Prompt
Drop every picture, then transcribe the remaining data exactly.
──────── Input for this task
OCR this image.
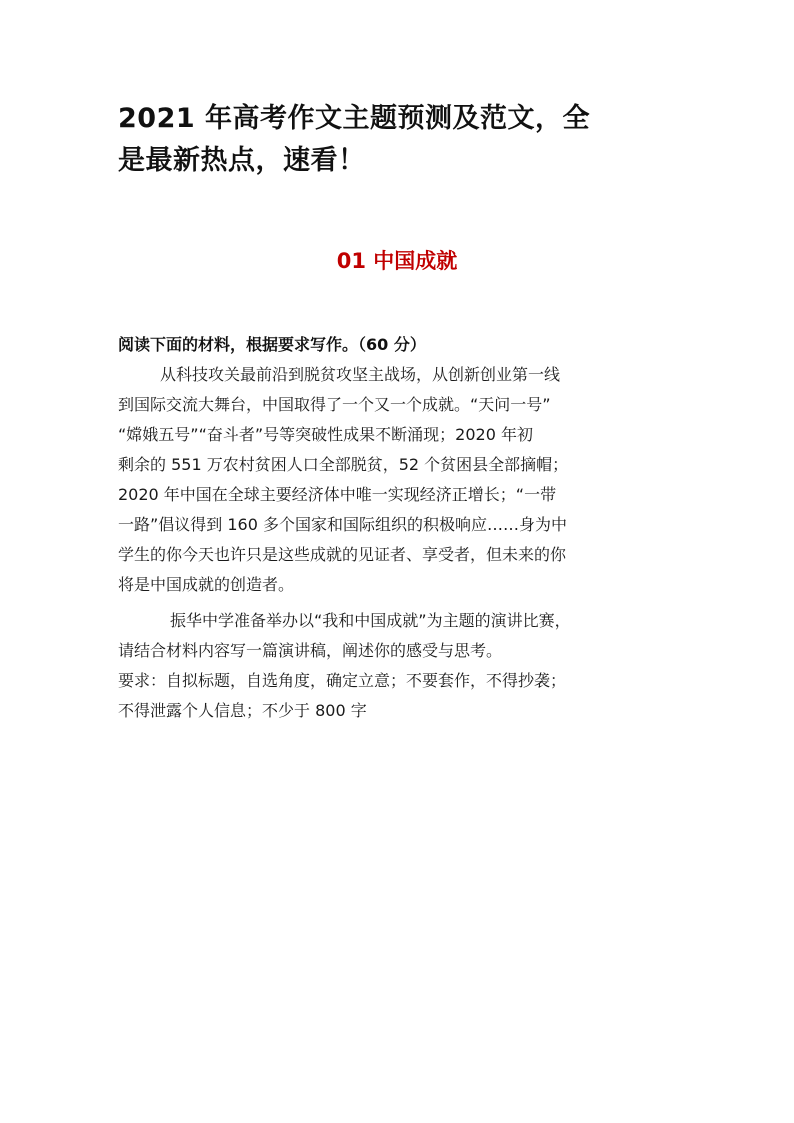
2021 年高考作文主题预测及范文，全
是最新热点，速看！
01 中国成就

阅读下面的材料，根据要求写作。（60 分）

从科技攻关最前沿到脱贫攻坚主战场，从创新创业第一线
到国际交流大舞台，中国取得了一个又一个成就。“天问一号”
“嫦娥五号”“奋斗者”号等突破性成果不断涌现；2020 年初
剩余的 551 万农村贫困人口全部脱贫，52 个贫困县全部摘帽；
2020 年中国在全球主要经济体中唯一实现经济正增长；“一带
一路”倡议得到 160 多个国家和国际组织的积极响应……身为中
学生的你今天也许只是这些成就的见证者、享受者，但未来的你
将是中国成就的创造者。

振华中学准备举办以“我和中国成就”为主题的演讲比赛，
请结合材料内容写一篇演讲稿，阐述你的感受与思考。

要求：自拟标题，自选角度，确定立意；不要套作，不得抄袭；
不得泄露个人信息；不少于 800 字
────────────────
Answer for this exercise
OCR this image.
2021 年高考作文主题预测及范文，全
是最新热点，速看！
01 中国成就

阅读下面的材料，根据要求写作。（60 分）

从科技攻关最前沿到脱贫攻坚主战场，从创新创业第一线
到国际交流大舞台，中国取得了一个又一个成就。“天问一号”
“嫦娥五号”“奋斗者”号等突破性成果不断涌现；2020 年初
剩余的 551 万农村贫困人口全部脱贫，52 个贫困县全部摘帽；
2020 年中国在全球主要经济体中唯一实现经济正增长；“一带
一路”倡议得到 160 多个国家和国际组织的积极响应……身为中
学生的你今天也许只是这些成就的见证者、享受者，但未来的你
将是中国成就的创造者。

振华中学准备举办以“我和中国成就”为主题的演讲比赛，
请结合材料内容写一篇演讲稿，阐述你的感受与思考。

要求：自拟标题，自选角度，确定立意；不要套作，不得抄袭；
不得泄露个人信息；不少于 800 字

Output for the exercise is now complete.